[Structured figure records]
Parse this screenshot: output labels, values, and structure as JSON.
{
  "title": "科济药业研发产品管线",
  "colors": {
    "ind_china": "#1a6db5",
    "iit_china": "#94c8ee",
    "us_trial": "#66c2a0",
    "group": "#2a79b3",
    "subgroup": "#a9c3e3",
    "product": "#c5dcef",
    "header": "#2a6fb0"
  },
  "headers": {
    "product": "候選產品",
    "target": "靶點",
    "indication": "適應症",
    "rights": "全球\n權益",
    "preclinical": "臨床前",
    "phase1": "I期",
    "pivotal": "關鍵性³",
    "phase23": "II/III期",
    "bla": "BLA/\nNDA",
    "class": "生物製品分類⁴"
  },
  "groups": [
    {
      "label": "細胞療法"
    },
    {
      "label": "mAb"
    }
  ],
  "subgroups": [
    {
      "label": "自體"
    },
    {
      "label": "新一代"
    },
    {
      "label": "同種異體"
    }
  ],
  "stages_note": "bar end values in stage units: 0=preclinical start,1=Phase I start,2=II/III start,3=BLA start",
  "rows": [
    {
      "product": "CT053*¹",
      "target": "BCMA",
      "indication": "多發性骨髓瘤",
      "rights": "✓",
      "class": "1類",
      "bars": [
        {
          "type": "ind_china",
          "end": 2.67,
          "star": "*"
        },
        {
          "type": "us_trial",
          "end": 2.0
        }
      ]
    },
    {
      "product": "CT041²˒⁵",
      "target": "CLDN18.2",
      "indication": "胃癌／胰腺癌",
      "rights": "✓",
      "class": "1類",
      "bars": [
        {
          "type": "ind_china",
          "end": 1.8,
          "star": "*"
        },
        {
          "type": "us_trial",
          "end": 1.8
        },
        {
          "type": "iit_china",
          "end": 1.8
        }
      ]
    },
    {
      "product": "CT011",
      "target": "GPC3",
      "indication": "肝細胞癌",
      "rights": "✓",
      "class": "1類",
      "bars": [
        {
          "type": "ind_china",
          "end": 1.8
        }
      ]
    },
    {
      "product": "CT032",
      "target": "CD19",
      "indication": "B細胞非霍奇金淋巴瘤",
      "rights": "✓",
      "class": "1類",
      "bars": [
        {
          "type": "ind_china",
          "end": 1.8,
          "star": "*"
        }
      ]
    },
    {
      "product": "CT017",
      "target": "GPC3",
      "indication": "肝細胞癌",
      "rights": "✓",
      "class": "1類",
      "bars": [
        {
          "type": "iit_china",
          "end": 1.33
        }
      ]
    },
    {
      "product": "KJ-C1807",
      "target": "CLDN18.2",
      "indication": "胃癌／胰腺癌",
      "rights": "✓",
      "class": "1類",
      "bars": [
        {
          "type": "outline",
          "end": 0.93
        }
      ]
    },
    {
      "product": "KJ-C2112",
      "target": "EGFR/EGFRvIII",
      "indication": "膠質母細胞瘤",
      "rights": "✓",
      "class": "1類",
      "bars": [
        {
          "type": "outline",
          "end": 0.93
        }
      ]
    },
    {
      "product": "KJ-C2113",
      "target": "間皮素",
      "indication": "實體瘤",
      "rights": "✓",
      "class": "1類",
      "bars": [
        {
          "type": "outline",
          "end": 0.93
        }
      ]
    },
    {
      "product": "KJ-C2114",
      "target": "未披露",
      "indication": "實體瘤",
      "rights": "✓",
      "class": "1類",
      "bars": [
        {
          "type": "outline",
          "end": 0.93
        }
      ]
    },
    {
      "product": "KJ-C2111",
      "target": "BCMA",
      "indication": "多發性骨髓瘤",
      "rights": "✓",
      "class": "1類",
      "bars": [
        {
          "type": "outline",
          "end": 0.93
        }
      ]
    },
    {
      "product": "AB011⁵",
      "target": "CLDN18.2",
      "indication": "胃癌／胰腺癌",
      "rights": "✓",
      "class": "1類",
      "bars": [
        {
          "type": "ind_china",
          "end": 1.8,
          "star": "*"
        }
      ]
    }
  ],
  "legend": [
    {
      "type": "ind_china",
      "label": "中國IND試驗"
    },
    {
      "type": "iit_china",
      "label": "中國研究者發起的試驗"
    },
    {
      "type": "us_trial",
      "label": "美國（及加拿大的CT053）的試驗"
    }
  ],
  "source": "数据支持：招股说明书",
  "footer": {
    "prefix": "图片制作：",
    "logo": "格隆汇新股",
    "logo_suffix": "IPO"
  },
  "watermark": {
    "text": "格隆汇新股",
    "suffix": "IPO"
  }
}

...

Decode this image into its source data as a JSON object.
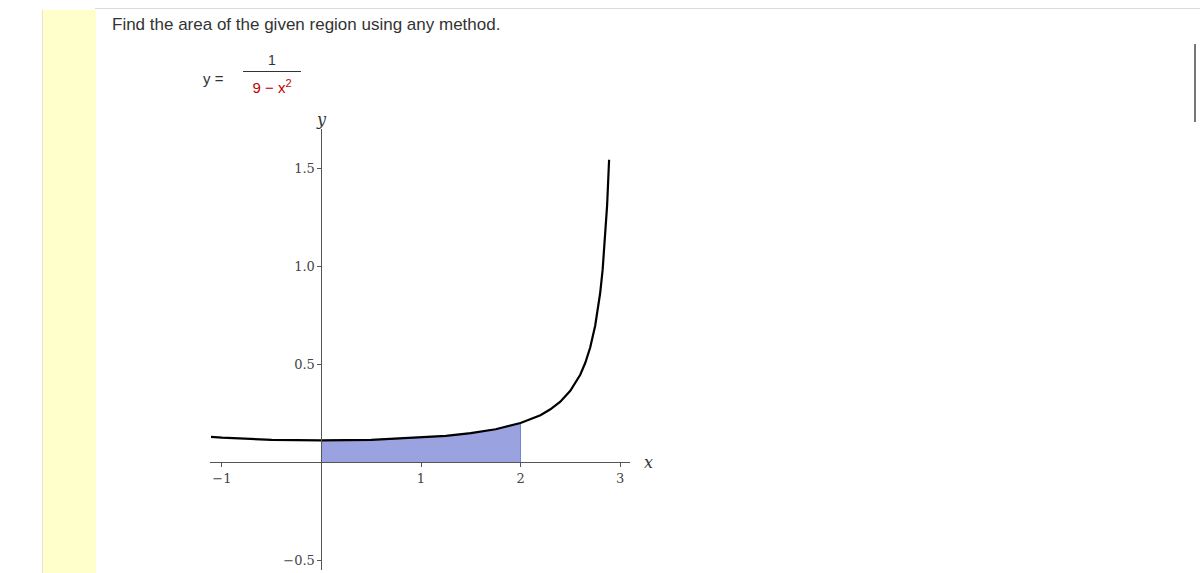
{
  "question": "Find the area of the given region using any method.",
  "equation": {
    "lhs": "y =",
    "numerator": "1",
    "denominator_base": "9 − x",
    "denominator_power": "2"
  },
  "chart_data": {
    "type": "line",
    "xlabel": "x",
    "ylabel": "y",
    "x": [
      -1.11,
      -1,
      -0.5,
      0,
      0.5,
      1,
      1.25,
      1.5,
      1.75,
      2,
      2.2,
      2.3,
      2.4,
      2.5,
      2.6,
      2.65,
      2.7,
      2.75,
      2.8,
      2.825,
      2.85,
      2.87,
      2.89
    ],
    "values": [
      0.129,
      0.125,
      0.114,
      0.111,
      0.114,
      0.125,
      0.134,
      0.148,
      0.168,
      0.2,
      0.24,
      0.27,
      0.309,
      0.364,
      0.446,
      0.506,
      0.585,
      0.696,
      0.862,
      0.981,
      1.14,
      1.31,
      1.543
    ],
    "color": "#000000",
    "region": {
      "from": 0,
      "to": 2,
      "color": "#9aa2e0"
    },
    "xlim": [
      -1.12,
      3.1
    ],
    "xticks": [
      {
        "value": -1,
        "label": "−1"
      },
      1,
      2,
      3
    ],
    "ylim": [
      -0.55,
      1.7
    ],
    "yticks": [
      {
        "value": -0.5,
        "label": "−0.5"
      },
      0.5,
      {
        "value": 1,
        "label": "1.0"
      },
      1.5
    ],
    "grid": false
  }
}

JOB: Pull every line containing "region" out of the data above.

TASK SOLUTION:
  "question": "Find the area of the given region using any method.",
    "region": {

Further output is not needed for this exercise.